begin RECORDS PROVIDED

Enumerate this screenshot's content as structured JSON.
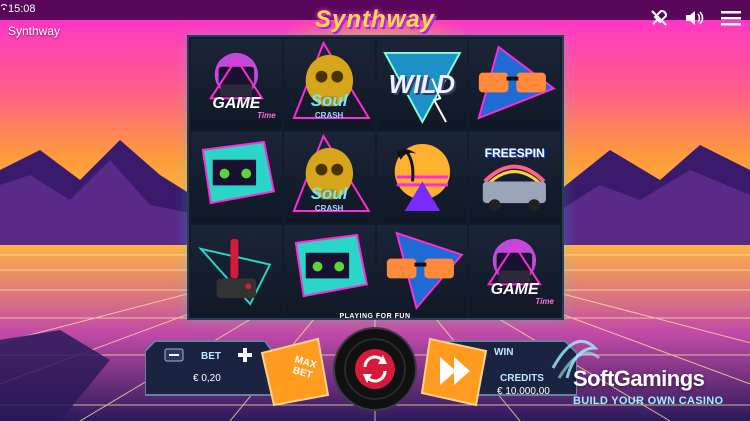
{
  "status_bar": {
    "time": "15:08"
  },
  "game": {
    "name": "Synthway",
    "logo_text": "Synthway"
  },
  "top_icons": [
    {
      "name": "rocket-icon"
    },
    {
      "name": "speaker-icon"
    },
    {
      "name": "menu-icon"
    }
  ],
  "reels": {
    "rows": [
      [
        "GAME",
        "Soul",
        "WILD",
        "sunglasses"
      ],
      [
        "cassette",
        "Soul",
        "palm-pyramid",
        "FREESPIN"
      ],
      [
        "joystick",
        "cassette",
        "sunglasses",
        "GAME"
      ]
    ],
    "labels": {
      "game_main": "GAME",
      "game_sub": "Time",
      "soul_main": "Soul",
      "soul_sub": "CRASH",
      "wild": "WILD",
      "freespin": "FREESPIN"
    }
  },
  "playing_for_fun": "PLAYING FOR FUN",
  "controls": {
    "bet_label": "BET",
    "bet_value": "€ 0,20",
    "max_bet_line1": "MAX",
    "max_bet_line2": "BET",
    "win_label": "WIN",
    "credits_label": "CREDITS",
    "credits_value": "€ 10.000,00"
  },
  "watermark": {
    "title": "SoftGamings",
    "subtitle": "BUILD YOUR OWN CASINO"
  },
  "colors": {
    "sky_top": "#ff2bd6",
    "sky_mid": "#ff8a3c",
    "sun": "#ffd23a",
    "grid": "#ffe6a8",
    "panel": "#1a2440",
    "accent_orange": "#ff9b1e"
  }
}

end RECORDS PROVIDED

Gather from the records above every line containing the string "name".

    "name": "Synthway",
      "name": "rocket-icon"
      "name": "speaker-icon"
      "name": "menu-icon"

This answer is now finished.